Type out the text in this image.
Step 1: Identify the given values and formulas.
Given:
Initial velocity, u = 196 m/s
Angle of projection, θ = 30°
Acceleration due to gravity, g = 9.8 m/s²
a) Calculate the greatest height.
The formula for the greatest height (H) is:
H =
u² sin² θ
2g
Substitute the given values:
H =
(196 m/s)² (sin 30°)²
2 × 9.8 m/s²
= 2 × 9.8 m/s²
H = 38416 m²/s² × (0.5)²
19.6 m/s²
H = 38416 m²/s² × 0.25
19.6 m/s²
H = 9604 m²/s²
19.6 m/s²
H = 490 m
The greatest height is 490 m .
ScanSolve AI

────────────────────

PROBLEM TO WORK ON
Copy every line of the entries above in which "greatest" occurs.

EXERCISE ANSWER
a) Calculate the greatest height.
The formula for the greatest height (H) is:
The greatest height is 490 m .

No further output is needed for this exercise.